**WORK TO DO**
Using the data beneath, show every line that includes the word "Seats".

Data entries
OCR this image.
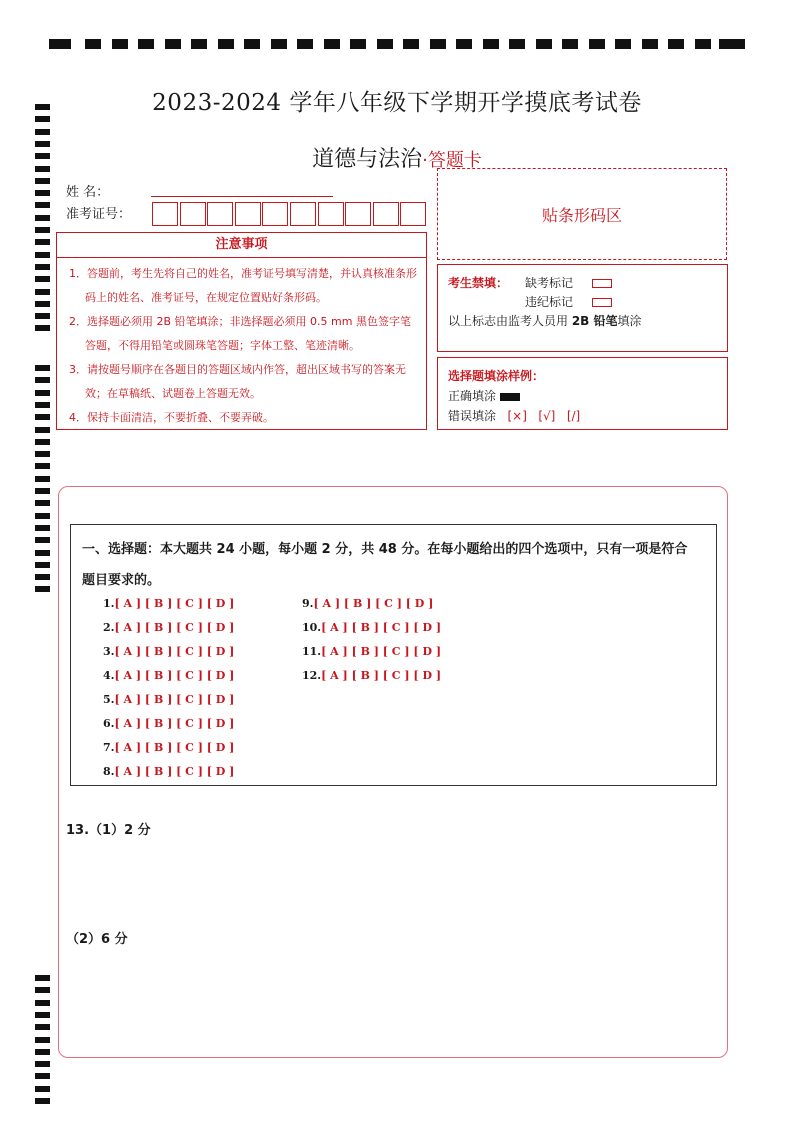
2023-2024 学年八年级下学期开学摸底考试卷
道德与法治·答题卡
姓 名：
准考证号：	贴条形码区
注意事项
1．答题前，考生先将自己的姓名，准考证号填写清楚，并认真核准条形码上的姓名、准考证号，在规定位置贴好条形码。
2．选择题必须用 2B 铅笔填涂；非选择题必须用 0.5 mm 黑色签字笔答题，不得用铅笔或圆珠笔答题；字体工整、笔迹清晰。
3．请按题号顺序在各题目的答题区域内作答，超出区域书写的答案无效；在草稿纸、试题卷上答题无效。
4．保持卡面清洁，不要折叠、不要弄破。
考生禁填： 缺考标记
违纪标记
以上标志由监考人员用 2B 铅笔填涂
选择题填涂样例：
正确填涂
错误填涂 [×] [√] [/]
一、选择题：本大题共 24 小题，每小题 2 分，共 48 分。在每小题给出的四个选项中，只有一项是符合
题目要求的。
1.[ A ] [ B ] [ C ] [ D ]
2.[ A ] [ B ] [ C ] [ D ]
3.[ A ] [ B ] [ C ] [ D ]
4.[ A ] [ B ] [ C ] [ D ]
5.[ A ] [ B ] [ C ] [ D ]
6.[ A ] [ B ] [ C ] [ D ]
7.[ A ] [ B ] [ C ] [ D ]
8.[ A ] [ B ] [ C ] [ D ]
9.[ A ] [ B ] [ C ] [ D ]
10.[ A ] [ B ] [ C ] [ D ]
11.[ A ] [ B ] [ C ] [ D ]
12.[ A ] [ B ] [ C ] [ D ]
13.（1）2 分
（2）6 分
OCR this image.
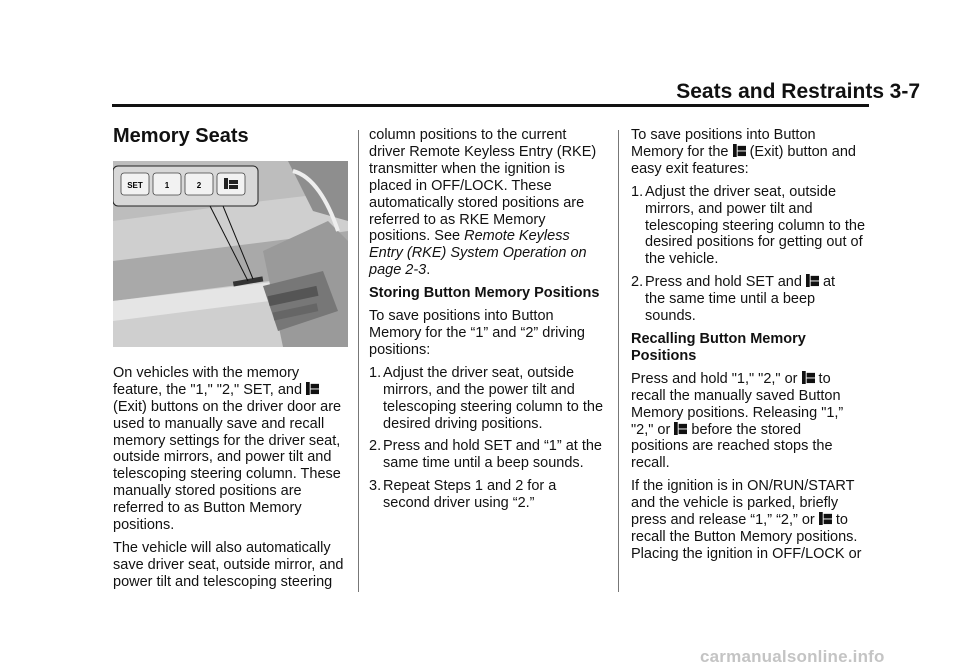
Seats and Restraints 3-7

Memory Seats

SET	1	2

On vehicles with the memory
feature, the "1," "2," SET, and
(Exit) buttons on the driver door are used to manually save and recall memory settings for the driver seat, outside mirrors, and power tilt and telescoping steering column. These manually stored positions are referred to as Button Memory positions.

The vehicle will also automatically save driver seat, outside mirror, and power tilt and telescoping steering

column positions to the current driver Remote Keyless Entry (RKE) transmitter when the ignition is placed in OFF/LOCK. These automatically stored positions are referred to as RKE Memory positions. See Remote Keyless Entry (RKE) System Operation on page 2-3.

Storing Button Memory Positions

To save positions into Button Memory for the “1” and “2” driving positions:

1. Adjust the driver seat, outside mirrors, and the power tilt and telescoping steering column to the desired driving positions.
2. Press and hold SET and “1” at the same time until a beep sounds.
3. Repeat Steps 1 and 2 for a second driver using “2.”

To save positions into Button
Memory for the (Exit) button and
easy exit features:

1. Adjust the driver seat, outside mirrors, and power tilt and telescoping steering column to the desired positions for getting out of the vehicle.
2. Press and hold SET and at
the same time until a beep sounds.

Recalling Button Memory Positions

Press and hold "1," "2," or to
recall the manually saved Button Memory positions. Releasing "1,”
"2," or before the stored
positions are reached stops the recall.

If the ignition is in ON/RUN/START and the vehicle is parked, briefly
press and release “1,” “2,” or to
recall the Button Memory positions. Placing the ignition in OFF/LOCK or

carmanualsonline.info
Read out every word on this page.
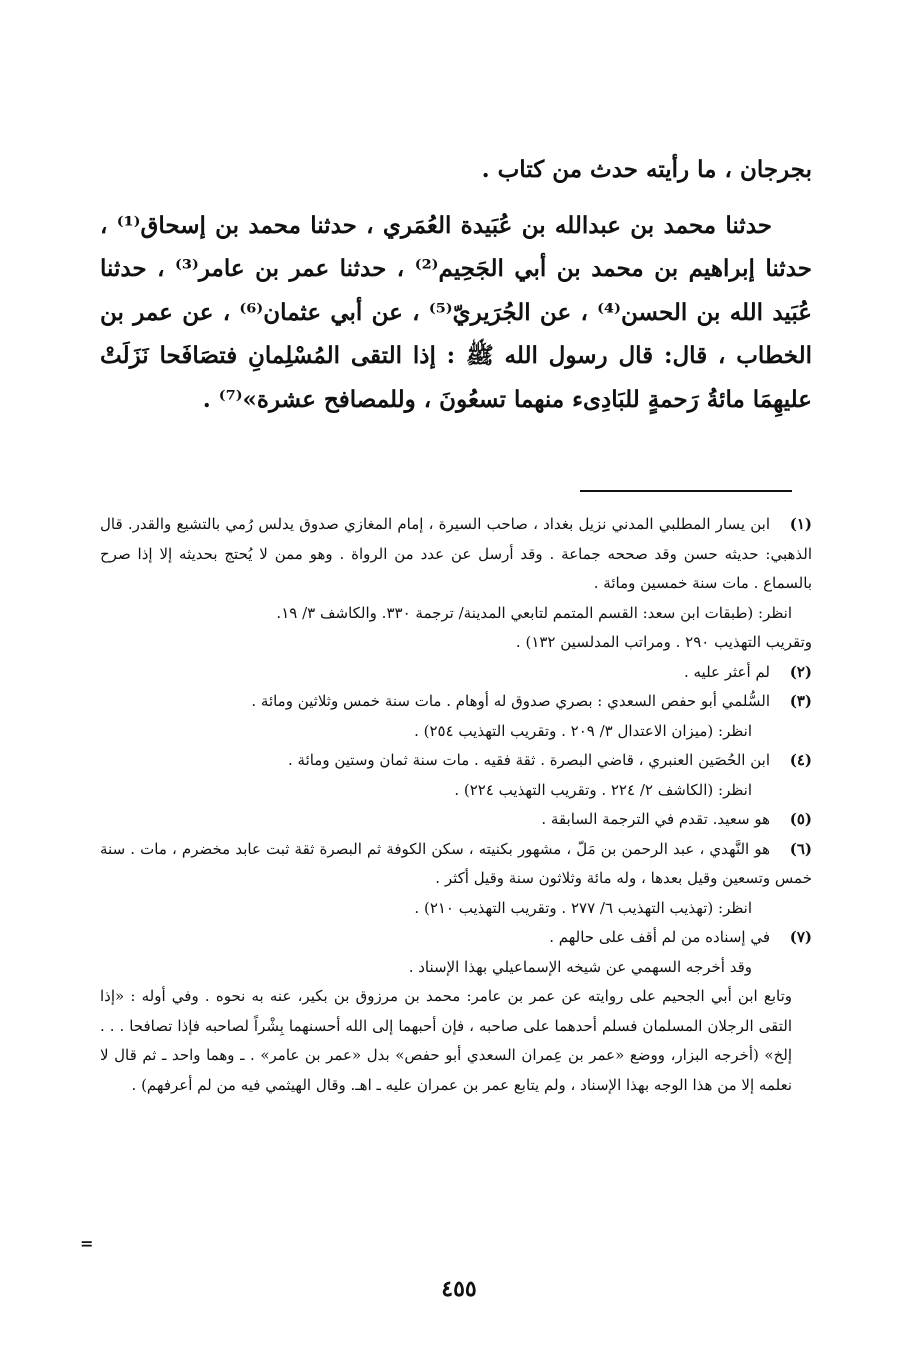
بجرجان ، ما رأيته حدث من كتاب .

حدثنا محمد بن عبدالله بن عُبَيدة العُمَري ، حدثنا محمد بن إسحاق⁽¹⁾ ، حدثنا إبراهيم بن محمد بن أبي الجَحِيم⁽²⁾ ، حدثنا عمر بن عامر⁽³⁾ ، حدثنا عُبَيد الله بن الحسن⁽⁴⁾ ، عن الجُرَيريّ⁽⁵⁾ ، عن أبي عثمان⁽⁶⁾ ، عن عمر بن الخطاب ، قال: قال رسول الله ﷺ : إذا التقى المُسْلِمانِ فتصَافَحا نَزَلَتْ عليهِمَا مائةُ رَحمةٍ للبَادِىء منهما تسعُونَ ، وللمصافح عشرة»⁽⁷⁾ .

(١)ابن يسار المطلبي المدني نزيل بغداد ، صاحب السيرة ، إمام المغازي صدوق يدلس رُمي بالتشيع والقدر. قال الذهبي: حديثه حسن وقد صححه جماعة . وقد أرسل عن عدد من الرواة . وهو ممن لا يُحتج بحديثه إلا إذا صرح بالسماع . مات سنة خمسين ومائة .

انظر: (طبقات ابن سعد: القسم المتمم لتابعي المدينة/ ترجمة ٣٣٠. والكاشف ٣/ ١٩.

وتقريب التهذيب ٢٩٠ . ومراتب المدلسين ١٣٢) .

(٢)لم أعثر عليه .

(٣)السُّلمي أبو حفص السعدي : بصري صدوق له أوهام . مات سنة خمس وثلاثين ومائة .

انظر: (ميزان الاعتدال ٣/ ٢٠٩ . وتقريب التهذيب ٢٥٤) .

(٤)ابن الحُصَين العنبري ، قاضي البصرة . ثقة فقيه . مات سنة ثمان وستين ومائة .

انظر: (الكاشف ٢/ ٢٢٤ . وتقريب التهذيب ٢٢٤) .

(٥)هو سعيد. تقدم في الترجمة السابقة .

(٦)هو النَّهدي ، عبد الرحمن بن مَلّ ، مشهور بكنيته ، سكن الكوفة ثم البصرة ثقة ثبت عابد مخضرم ، مات . سنة خمس وتسعين وقيل بعدها ، وله مائة وثلاثون سنة وقيل أكثر .

انظر: (تهذيب التهذيب ٦/ ٢٧٧ . وتقريب التهذيب ٢١٠) .

(٧)في إسناده من لم أقف على حالهم .

وقد أخرجه السهمي عن شيخه الإسماعيلي بهذا الإسناد .

وتابع ابن أبي الجحيم على روايته عن عمر بن عامر: محمد بن مرزوق بن بكير، عنه به نحوه . وفي أوله : «إذا التقى الرجلان المسلمان فسلم أحدهما على صاحبه ، فإن أحبهما إلى الله أحسنهما بِشْراً لصاحبه فإذا تصافحا . . . إلخ» (أخرجه البزار، ووضع «عمر بن عِمران السعدي أبو حفص» بدل «عمر بن عامر» . ـ وهما واحد ـ ثم قال لا نعلمه إلا من هذا الوجه بهذا الإسناد ، ولم يتابع عمر بن عمران عليه ـ اهـ. وقال الهيثمي فيه من لم أعرفهم) .

=
٤٥٥
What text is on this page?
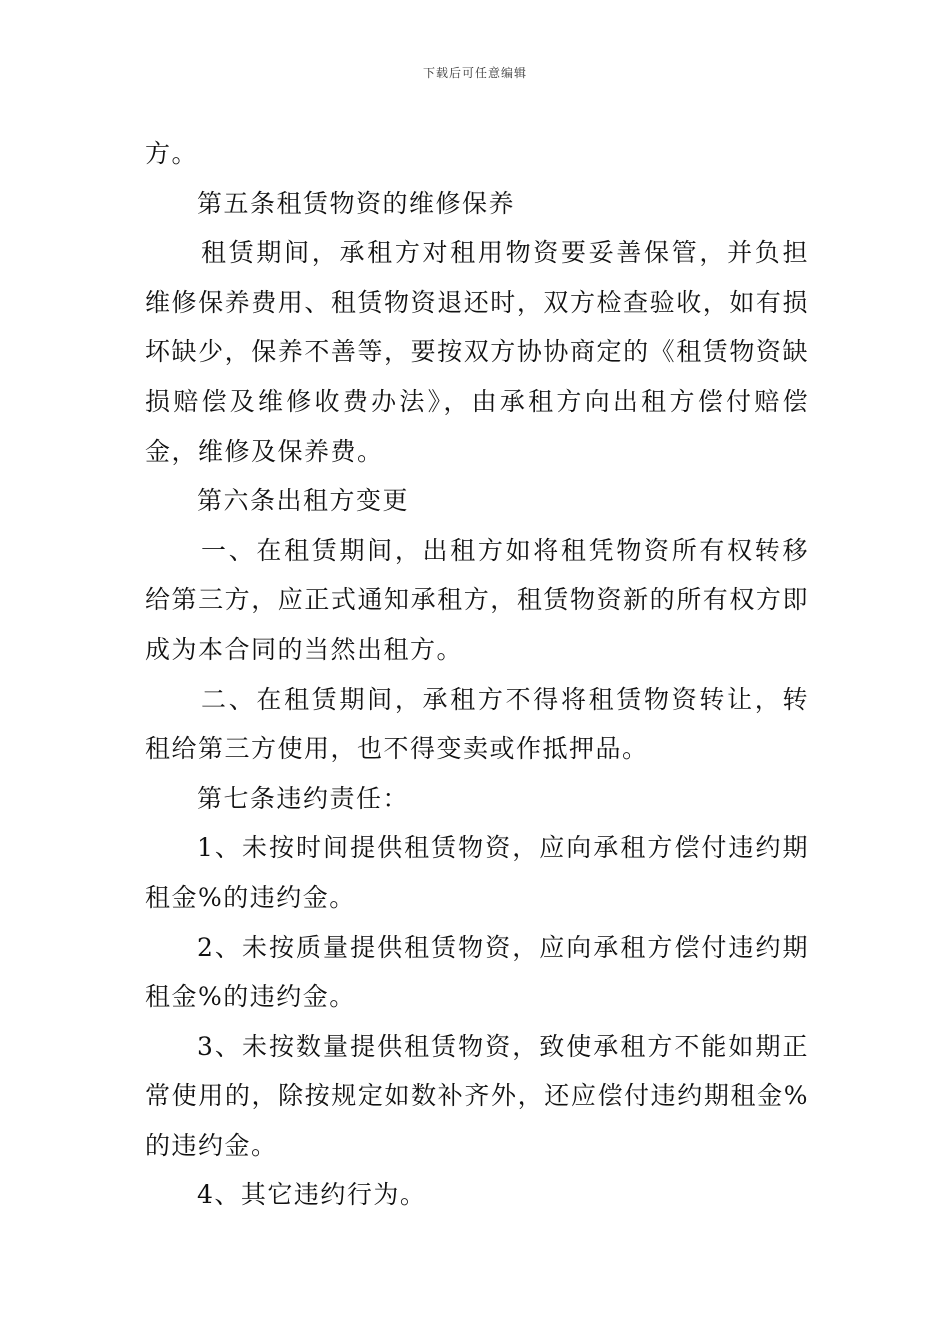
下载后可任意编辑

方。

第五条租赁物资的维修保养

租赁期间，承租方对租用物资要妥善保管，并负担维修保养费用、租赁物资退还时，双方检查验收，如有损坏缺少，保养不善等，要按双方协协商定的《租赁物资缺损赔偿及维修收费办法》，由承租方向出租方偿付赔偿金，维修及保养费。

第六条出租方变更

一、在租赁期间，出租方如将租凭物资所有权转移给第三方，应正式通知承租方，租赁物资新的所有权方即成为本合同的当然出租方。

二、在租赁期间，承租方不得将租赁物资转让，转租给第三方使用，也不得变卖或作抵押品。

第七条违约责任：

1、未按时间提供租赁物资，应向承租方偿付违约期租金%的违约金。

2、未按质量提供租赁物资，应向承租方偿付违约期租金%的违约金。

3、未按数量提供租赁物资，致使承租方不能如期正常使用的，除按规定如数补齐外，还应偿付违约期租金%的违约金。

4、其它违约行为。
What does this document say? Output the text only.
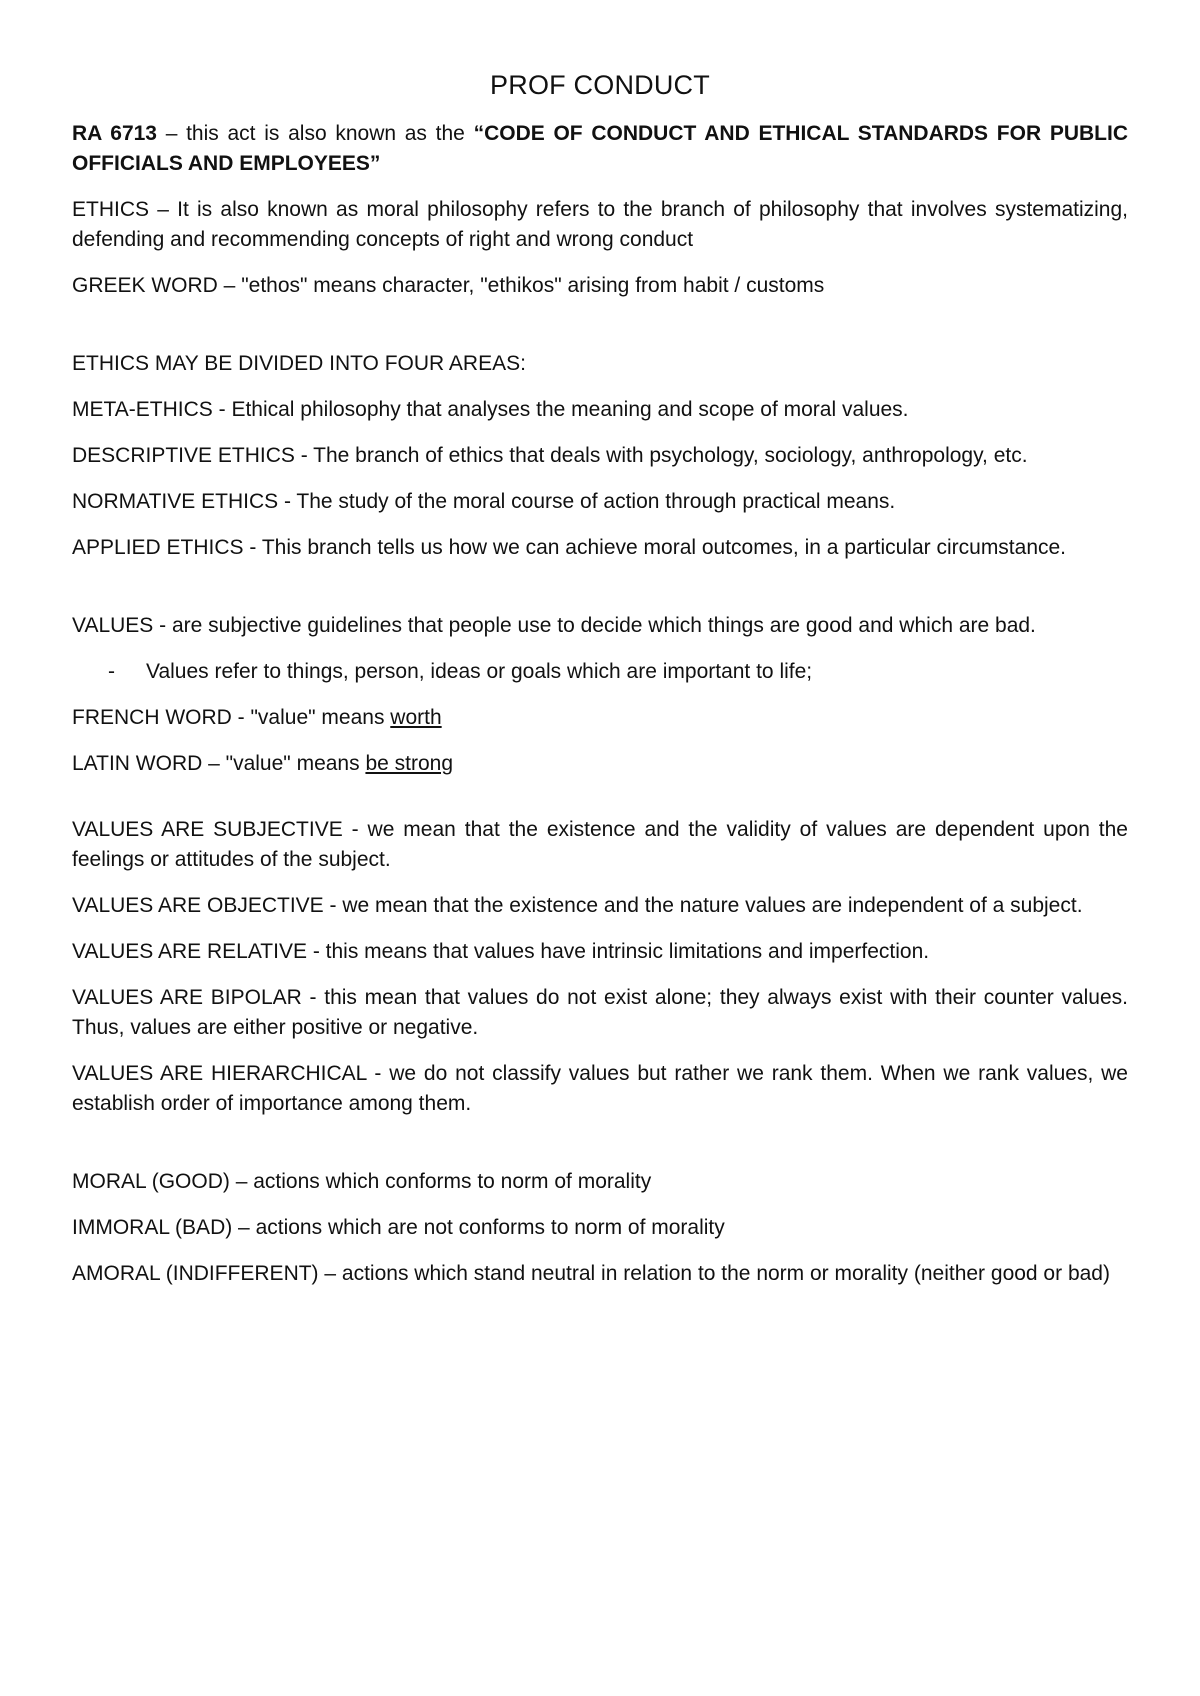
PROF CONDUCT

RA 6713 – this act is also known as the “CODE OF CONDUCT AND ETHICAL STANDARDS FOR PUBLIC OFFICIALS AND EMPLOYEES”

ETHICS – It is also known as moral philosophy refers to the branch of philosophy that involves systematizing, defending and recommending concepts of right and wrong conduct

GREEK WORD – "ethos" means character, "ethikos" arising from habit / customs

ETHICS MAY BE DIVIDED INTO FOUR AREAS:

META-ETHICS - Ethical philosophy that analyses the meaning and scope of moral values.

DESCRIPTIVE ETHICS - The branch of ethics that deals with psychology, sociology, anthropology, etc.

NORMATIVE ETHICS - The study of the moral course of action through practical means.

APPLIED ETHICS - This branch tells us how we can achieve moral outcomes, in a particular circumstance.

VALUES - are subjective guidelines that people use to decide which things are good and which are bad.

-	Values refer to things, person, ideas or goals which are important to life;

FRENCH WORD - "value" means worth

LATIN WORD – "value" means be strong

VALUES ARE SUBJECTIVE - we mean that the existence and the validity of values are dependent upon the feelings or attitudes of the subject.

VALUES ARE OBJECTIVE - we mean that the existence and the nature values are independent of a subject.

VALUES ARE RELATIVE - this means that values have intrinsic limitations and imperfection.

VALUES ARE BIPOLAR - this mean that values do not exist alone; they always exist with their counter values. Thus, values are either positive or negative.

VALUES ARE HIERARCHICAL - we do not classify values but rather we rank them. When we rank values, we establish order of importance among them.

MORAL (GOOD) – actions which conforms to norm of morality

IMMORAL (BAD) – actions which are not conforms to norm of morality

AMORAL (INDIFFERENT) – actions which stand neutral in relation to the norm or morality (neither good or bad)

**COMPLETED EXERCISE**
Seats and Restraints 3-7
Memory Seats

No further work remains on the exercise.